Stored items:
+ + + +
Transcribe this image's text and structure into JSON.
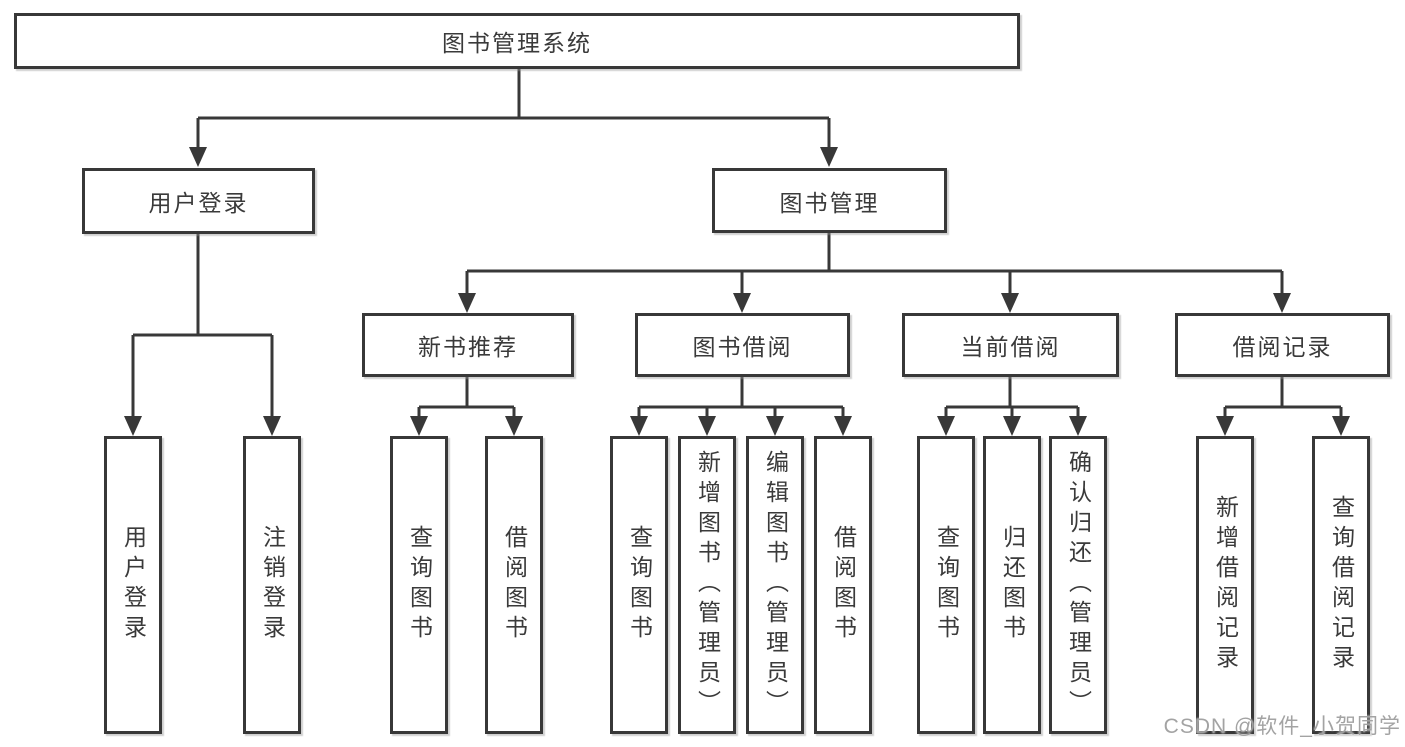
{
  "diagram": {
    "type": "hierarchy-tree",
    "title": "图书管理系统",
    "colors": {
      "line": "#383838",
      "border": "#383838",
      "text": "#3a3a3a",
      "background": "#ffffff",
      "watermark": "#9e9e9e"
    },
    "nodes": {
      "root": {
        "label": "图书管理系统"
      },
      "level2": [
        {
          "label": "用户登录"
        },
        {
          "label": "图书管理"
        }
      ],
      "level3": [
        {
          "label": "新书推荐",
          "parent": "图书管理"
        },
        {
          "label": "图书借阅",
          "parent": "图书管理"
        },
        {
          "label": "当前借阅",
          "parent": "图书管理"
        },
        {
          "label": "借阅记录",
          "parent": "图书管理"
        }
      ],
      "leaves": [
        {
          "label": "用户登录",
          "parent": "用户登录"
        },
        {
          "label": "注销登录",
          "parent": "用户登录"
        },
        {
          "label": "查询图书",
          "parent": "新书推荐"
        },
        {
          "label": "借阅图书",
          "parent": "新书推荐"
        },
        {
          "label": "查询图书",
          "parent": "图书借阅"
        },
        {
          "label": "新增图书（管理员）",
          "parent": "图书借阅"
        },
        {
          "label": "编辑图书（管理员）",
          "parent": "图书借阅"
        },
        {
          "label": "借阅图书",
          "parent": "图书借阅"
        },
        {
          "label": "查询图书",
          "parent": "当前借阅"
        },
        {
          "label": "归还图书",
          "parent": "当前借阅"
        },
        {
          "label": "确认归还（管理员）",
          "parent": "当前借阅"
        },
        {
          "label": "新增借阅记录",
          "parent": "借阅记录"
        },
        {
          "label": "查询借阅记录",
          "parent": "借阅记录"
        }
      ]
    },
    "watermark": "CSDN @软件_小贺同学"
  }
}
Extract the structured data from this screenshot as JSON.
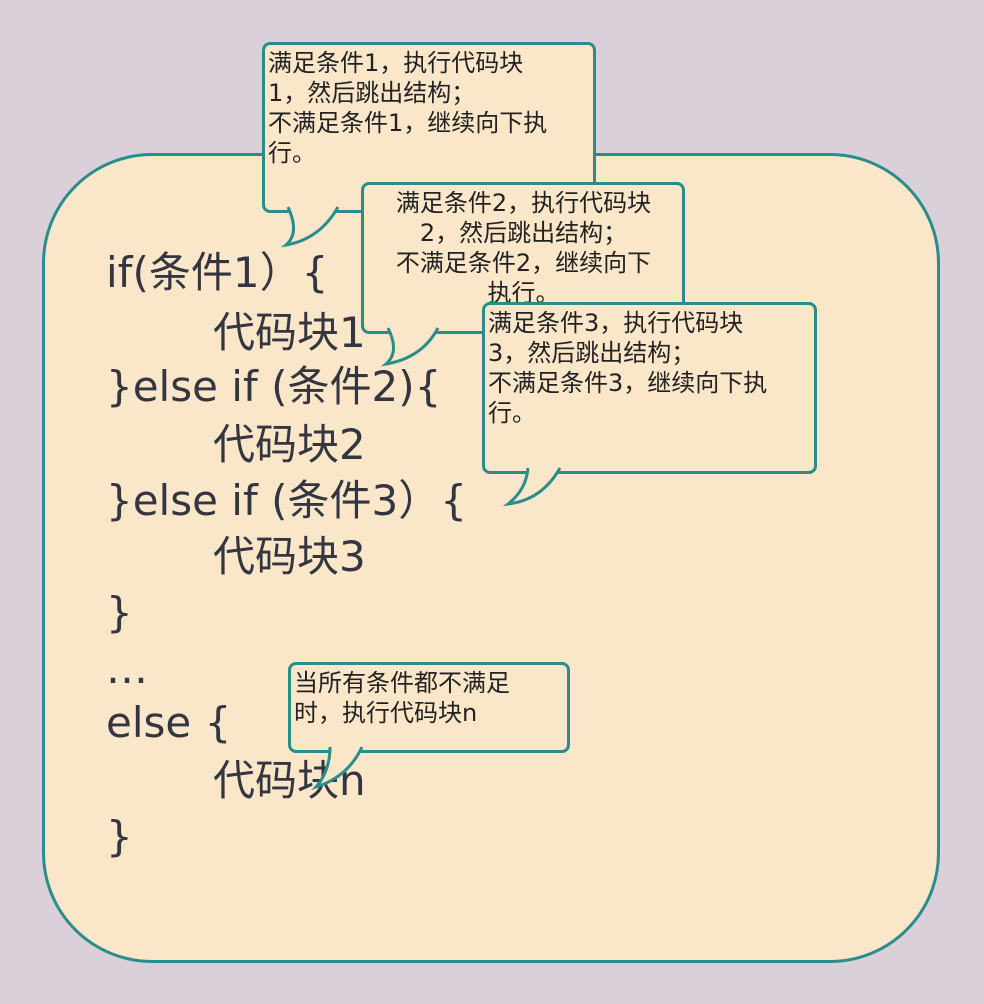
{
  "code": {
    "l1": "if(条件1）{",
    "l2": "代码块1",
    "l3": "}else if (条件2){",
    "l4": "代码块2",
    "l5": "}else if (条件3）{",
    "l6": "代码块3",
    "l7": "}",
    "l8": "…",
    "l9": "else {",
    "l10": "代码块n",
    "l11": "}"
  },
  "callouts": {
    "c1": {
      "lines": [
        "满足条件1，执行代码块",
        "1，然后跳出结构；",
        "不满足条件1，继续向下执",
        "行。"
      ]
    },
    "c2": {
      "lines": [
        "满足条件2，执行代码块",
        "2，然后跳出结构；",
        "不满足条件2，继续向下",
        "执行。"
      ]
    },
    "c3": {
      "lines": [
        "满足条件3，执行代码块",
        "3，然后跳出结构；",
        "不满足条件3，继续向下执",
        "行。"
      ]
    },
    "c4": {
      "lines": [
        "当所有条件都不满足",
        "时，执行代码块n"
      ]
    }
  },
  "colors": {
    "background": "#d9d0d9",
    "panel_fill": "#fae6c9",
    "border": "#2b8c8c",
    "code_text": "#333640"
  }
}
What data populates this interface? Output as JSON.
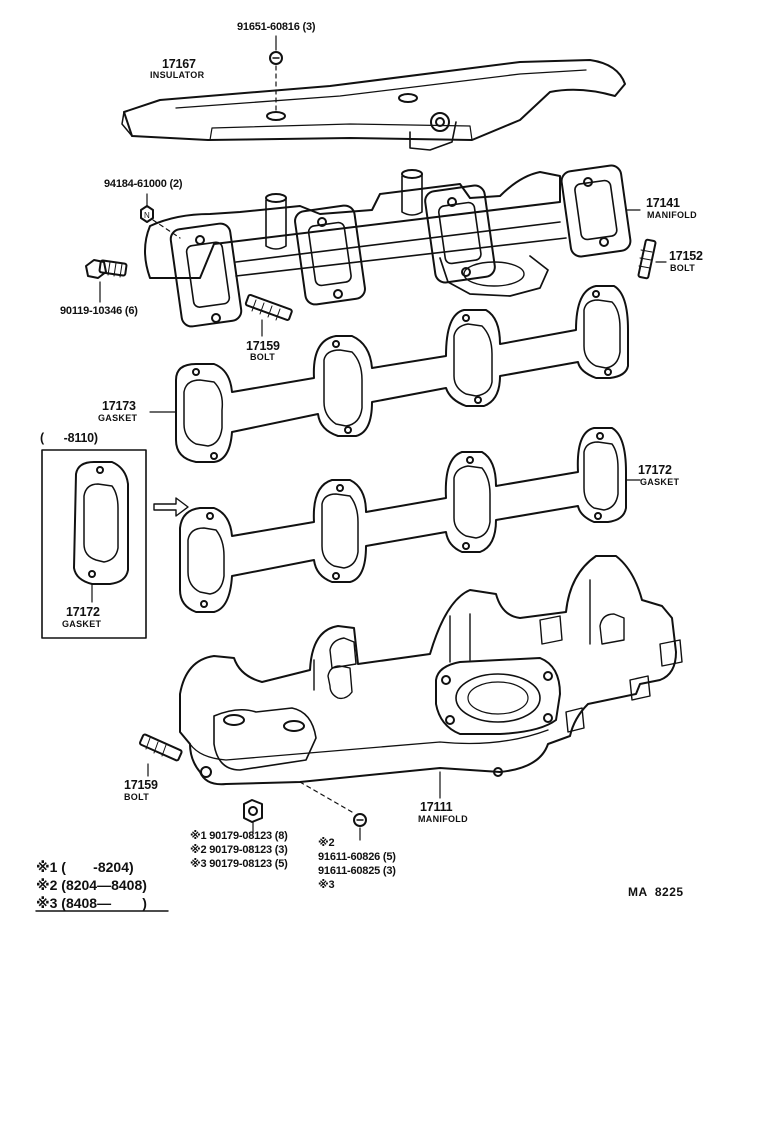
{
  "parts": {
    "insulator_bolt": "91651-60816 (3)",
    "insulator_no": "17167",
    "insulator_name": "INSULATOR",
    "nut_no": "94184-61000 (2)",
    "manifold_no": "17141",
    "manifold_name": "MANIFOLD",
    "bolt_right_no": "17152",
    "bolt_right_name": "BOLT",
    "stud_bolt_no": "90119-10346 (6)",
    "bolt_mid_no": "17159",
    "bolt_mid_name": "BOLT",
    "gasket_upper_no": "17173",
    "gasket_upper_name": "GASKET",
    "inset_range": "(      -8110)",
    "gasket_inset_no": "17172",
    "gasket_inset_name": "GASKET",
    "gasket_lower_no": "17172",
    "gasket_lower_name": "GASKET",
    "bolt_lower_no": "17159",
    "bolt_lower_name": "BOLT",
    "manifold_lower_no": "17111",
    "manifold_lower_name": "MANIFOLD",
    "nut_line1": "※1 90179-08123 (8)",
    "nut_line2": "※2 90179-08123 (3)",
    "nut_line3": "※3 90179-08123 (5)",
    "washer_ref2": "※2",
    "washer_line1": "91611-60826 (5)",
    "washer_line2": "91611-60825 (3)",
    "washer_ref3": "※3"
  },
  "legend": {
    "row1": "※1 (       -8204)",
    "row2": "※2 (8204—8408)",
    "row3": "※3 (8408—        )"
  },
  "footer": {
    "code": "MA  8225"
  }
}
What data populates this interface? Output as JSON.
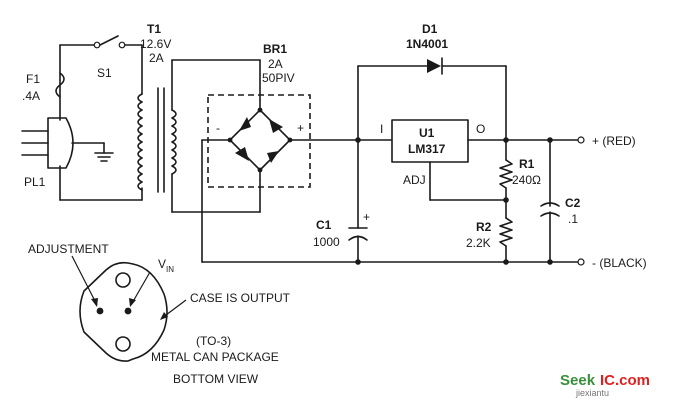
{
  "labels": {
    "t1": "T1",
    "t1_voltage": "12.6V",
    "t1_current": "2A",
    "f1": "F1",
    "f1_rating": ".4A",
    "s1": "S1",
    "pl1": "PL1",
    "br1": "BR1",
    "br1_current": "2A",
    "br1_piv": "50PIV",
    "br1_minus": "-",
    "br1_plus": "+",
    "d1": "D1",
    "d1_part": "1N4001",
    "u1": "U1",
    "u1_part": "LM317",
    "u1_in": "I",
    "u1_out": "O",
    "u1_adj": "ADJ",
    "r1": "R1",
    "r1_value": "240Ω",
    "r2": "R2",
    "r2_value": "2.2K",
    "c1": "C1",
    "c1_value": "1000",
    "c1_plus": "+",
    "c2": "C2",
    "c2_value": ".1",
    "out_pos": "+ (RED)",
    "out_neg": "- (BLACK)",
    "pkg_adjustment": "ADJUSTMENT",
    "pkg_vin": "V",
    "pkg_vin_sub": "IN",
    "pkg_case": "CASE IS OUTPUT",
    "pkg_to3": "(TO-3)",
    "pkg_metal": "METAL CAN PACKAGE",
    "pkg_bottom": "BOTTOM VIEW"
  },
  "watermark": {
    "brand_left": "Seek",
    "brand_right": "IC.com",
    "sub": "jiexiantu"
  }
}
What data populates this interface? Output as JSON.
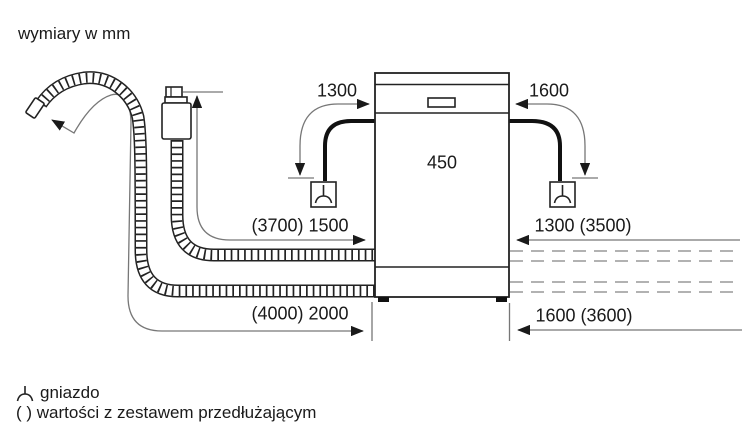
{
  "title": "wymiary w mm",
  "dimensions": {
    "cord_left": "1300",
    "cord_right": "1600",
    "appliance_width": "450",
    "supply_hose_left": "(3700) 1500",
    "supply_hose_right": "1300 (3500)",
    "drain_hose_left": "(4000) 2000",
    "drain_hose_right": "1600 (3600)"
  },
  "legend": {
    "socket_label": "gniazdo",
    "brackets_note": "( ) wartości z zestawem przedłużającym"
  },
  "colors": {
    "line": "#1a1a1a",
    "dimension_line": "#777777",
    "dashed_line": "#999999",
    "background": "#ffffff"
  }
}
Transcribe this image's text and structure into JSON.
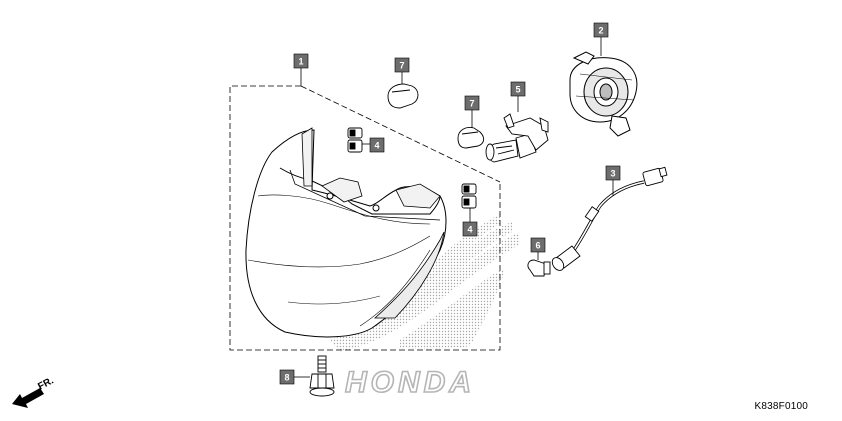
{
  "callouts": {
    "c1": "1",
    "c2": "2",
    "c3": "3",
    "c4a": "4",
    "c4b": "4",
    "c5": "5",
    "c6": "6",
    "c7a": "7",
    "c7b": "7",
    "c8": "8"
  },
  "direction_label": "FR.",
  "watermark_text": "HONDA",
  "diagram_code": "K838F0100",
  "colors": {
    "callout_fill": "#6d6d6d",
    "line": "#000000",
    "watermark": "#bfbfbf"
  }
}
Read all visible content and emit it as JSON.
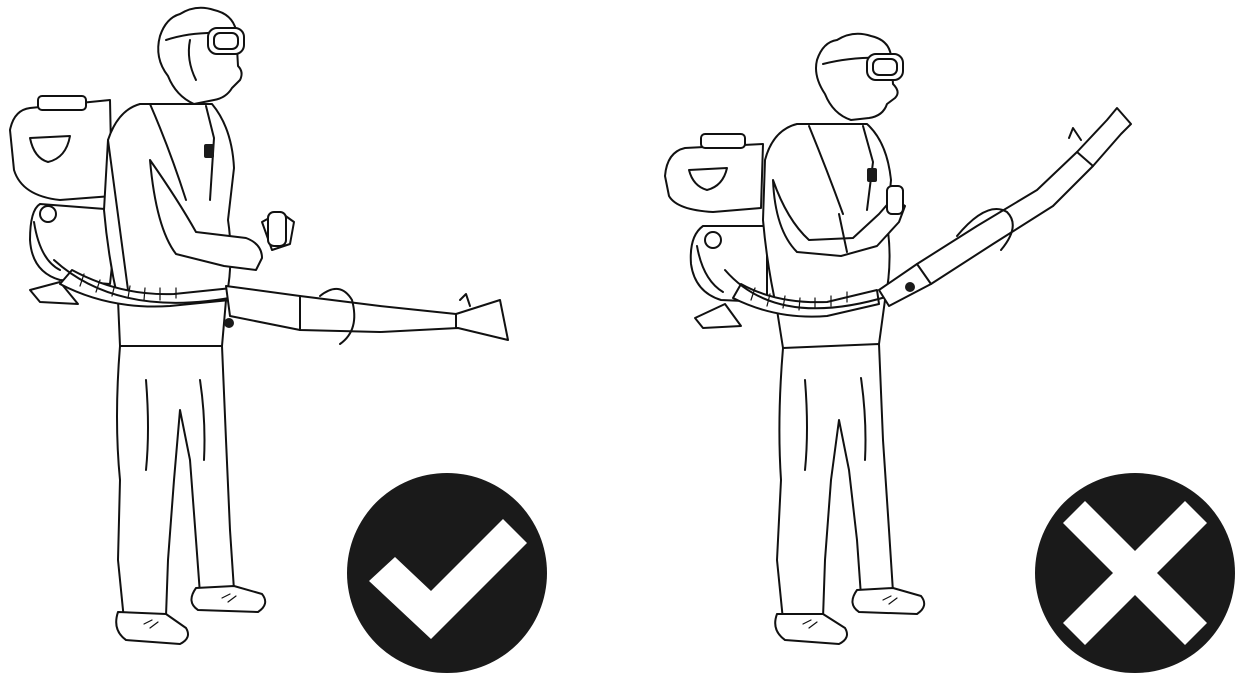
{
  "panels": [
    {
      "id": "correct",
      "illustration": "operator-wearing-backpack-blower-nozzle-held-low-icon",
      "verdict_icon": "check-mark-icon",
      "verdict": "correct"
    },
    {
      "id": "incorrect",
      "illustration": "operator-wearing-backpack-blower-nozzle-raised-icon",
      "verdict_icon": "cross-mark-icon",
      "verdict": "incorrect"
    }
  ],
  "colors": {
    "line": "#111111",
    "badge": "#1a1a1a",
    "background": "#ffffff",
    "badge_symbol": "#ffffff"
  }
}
+ + + +
Transcribe the full listing character for character. Pictures are excluded.

FULL SOLUTION:
Transcribe this image's text and structure into JSON.
{
  "diagram": {
    "type": "hierarchy-tree",
    "title": "图书管理系统",
    "colors": {
      "line": "#383838",
      "border": "#383838",
      "text": "#3a3a3a",
      "background": "#ffffff",
      "watermark": "#9e9e9e"
    },
    "nodes": {
      "root": {
        "label": "图书管理系统"
      },
      "level2": [
        {
          "label": "用户登录"
        },
        {
          "label": "图书管理"
        }
      ],
      "level3": [
        {
          "label": "新书推荐",
          "parent": "图书管理"
        },
        {
          "label": "图书借阅",
          "parent": "图书管理"
        },
        {
          "label": "当前借阅",
          "parent": "图书管理"
        },
        {
          "label": "借阅记录",
          "parent": "图书管理"
        }
      ],
      "leaves": [
        {
          "label": "用户登录",
          "parent": "用户登录"
        },
        {
          "label": "注销登录",
          "parent": "用户登录"
        },
        {
          "label": "查询图书",
          "parent": "新书推荐"
        },
        {
          "label": "借阅图书",
          "parent": "新书推荐"
        },
        {
          "label": "查询图书",
          "parent": "图书借阅"
        },
        {
          "label": "新增图书（管理员）",
          "parent": "图书借阅"
        },
        {
          "label": "编辑图书（管理员）",
          "parent": "图书借阅"
        },
        {
          "label": "借阅图书",
          "parent": "图书借阅"
        },
        {
          "label": "查询图书",
          "parent": "当前借阅"
        },
        {
          "label": "归还图书",
          "parent": "当前借阅"
        },
        {
          "label": "确认归还（管理员）",
          "parent": "当前借阅"
        },
        {
          "label": "新增借阅记录",
          "parent": "借阅记录"
        },
        {
          "label": "查询借阅记录",
          "parent": "借阅记录"
        }
      ]
    },
    "watermark": "CSDN @软件_小贺同学"
  }
}
Extract the structured data from this screenshot as JSON.
{
  "code": {
    "l1": "if(条件1）{",
    "l2": "代码块1",
    "l3": "}else if (条件2){",
    "l4": "代码块2",
    "l5": "}else if (条件3）{",
    "l6": "代码块3",
    "l7": "}",
    "l8": "…",
    "l9": "else {",
    "l10": "代码块n",
    "l11": "}"
  },
  "callouts": {
    "c1": {
      "lines": [
        "满足条件1，执行代码块",
        "1，然后跳出结构；",
        "不满足条件1，继续向下执",
        "行。"
      ]
    },
    "c2": {
      "lines": [
        "满足条件2，执行代码块",
        "2，然后跳出结构；",
        "不满足条件2，继续向下",
        "执行。"
      ]
    },
    "c3": {
      "lines": [
        "满足条件3，执行代码块",
        "3，然后跳出结构；",
        "不满足条件3，继续向下执",
        "行。"
      ]
    },
    "c4": {
      "lines": [
        "当所有条件都不满足",
        "时，执行代码块n"
      ]
    }
  },
  "colors": {
    "background": "#d9d0d9",
    "panel_fill": "#fae6c9",
    "border": "#2b8c8c",
    "code_text": "#333640"
  }
}
What data populates this interface? Output as JSON.
{
  "parts": {
    "insulator_bolt": "91651-60816 (3)",
    "insulator_no": "17167",
    "insulator_name": "INSULATOR",
    "nut_no": "94184-61000 (2)",
    "manifold_no": "17141",
    "manifold_name": "MANIFOLD",
    "bolt_right_no": "17152",
    "bolt_right_name": "BOLT",
    "stud_bolt_no": "90119-10346 (6)",
    "bolt_mid_no": "17159",
    "bolt_mid_name": "BOLT",
    "gasket_upper_no": "17173",
    "gasket_upper_name": "GASKET",
    "inset_range": "(      -8110)",
    "gasket_inset_no": "17172",
    "gasket_inset_name": "GASKET",
    "gasket_lower_no": "17172",
    "gasket_lower_name": "GASKET",
    "bolt_lower_no": "17159",
    "bolt_lower_name": "BOLT",
    "manifold_lower_no": "17111",
    "manifold_lower_name": "MANIFOLD",
    "nut_line1": "※1 90179-08123 (8)",
    "nut_line2": "※2 90179-08123 (3)",
    "nut_line3": "※3 90179-08123 (5)",
    "washer_ref2": "※2",
    "washer_line1": "91611-60826 (5)",
    "washer_line2": "91611-60825 (3)",
    "washer_ref3": "※3"
  },
  "legend": {
    "row1": "※1 (       -8204)",
    "row2": "※2 (8204—8408)",
    "row3": "※3 (8408—        )"
  },
  "footer": {
    "code": "MA  8225"
  }
}
What data populates this interface? Output as JSON.
{
  "labels": {
    "t1": "T1",
    "t1_voltage": "12.6V",
    "t1_current": "2A",
    "f1": "F1",
    "f1_rating": ".4A",
    "s1": "S1",
    "pl1": "PL1",
    "br1": "BR1",
    "br1_current": "2A",
    "br1_piv": "50PIV",
    "br1_minus": "-",
    "br1_plus": "+",
    "d1": "D1",
    "d1_part": "1N4001",
    "u1": "U1",
    "u1_part": "LM317",
    "u1_in": "I",
    "u1_out": "O",
    "u1_adj": "ADJ",
    "r1": "R1",
    "r1_value": "240Ω",
    "r2": "R2",
    "r2_value": "2.2K",
    "c1": "C1",
    "c1_value": "1000",
    "c1_plus": "+",
    "c2": "C2",
    "c2_value": ".1",
    "out_pos": "+ (RED)",
    "out_neg": "- (BLACK)",
    "pkg_adjustment": "ADJUSTMENT",
    "pkg_vin": "V",
    "pkg_vin_sub": "IN",
    "pkg_case": "CASE IS OUTPUT",
    "pkg_to3": "(TO-3)",
    "pkg_metal": "METAL CAN PACKAGE",
    "pkg_bottom": "BOTTOM VIEW"
  },
  "watermark": {
    "brand_left": "Seek",
    "brand_right": "IC.com",
    "sub": "jiexiantu"
  }
}
What data populates this interface? Output as JSON.
{
  "title": "wymiary w mm",
  "dimensions": {
    "cord_left": "1300",
    "cord_right": "1600",
    "appliance_width": "450",
    "supply_hose_left": "(3700) 1500",
    "supply_hose_right": "1300 (3500)",
    "drain_hose_left": "(4000) 2000",
    "drain_hose_right": "1600 (3600)"
  },
  "legend": {
    "socket_label": "gniazdo",
    "brackets_note": "( ) wartości z zestawem przedłużającym"
  },
  "colors": {
    "line": "#1a1a1a",
    "dimension_line": "#777777",
    "dashed_line": "#999999",
    "background": "#ffffff"
  }
}
Transcribe this image's text and structure into JSON.
{
  "callouts": {
    "c1": "1",
    "c2": "2",
    "c3": "3",
    "c4a": "4",
    "c4b": "4",
    "c5": "5",
    "c6": "6",
    "c7a": "7",
    "c7b": "7",
    "c8": "8"
  },
  "direction_label": "FR.",
  "watermark_text": "HONDA",
  "diagram_code": "K838F0100",
  "colors": {
    "callout_fill": "#6d6d6d",
    "line": "#000000",
    "watermark": "#bfbfbf"
  }
}
Read all visible content and emit it as JSON.
{
  "panels": [
    {
      "id": "correct",
      "illustration": "operator-wearing-backpack-blower-nozzle-held-low-icon",
      "verdict_icon": "check-mark-icon",
      "verdict": "correct"
    },
    {
      "id": "incorrect",
      "illustration": "operator-wearing-backpack-blower-nozzle-raised-icon",
      "verdict_icon": "cross-mark-icon",
      "verdict": "incorrect"
    }
  ],
  "colors": {
    "line": "#111111",
    "badge": "#1a1a1a",
    "background": "#ffffff",
    "badge_symbol": "#ffffff"
  }
}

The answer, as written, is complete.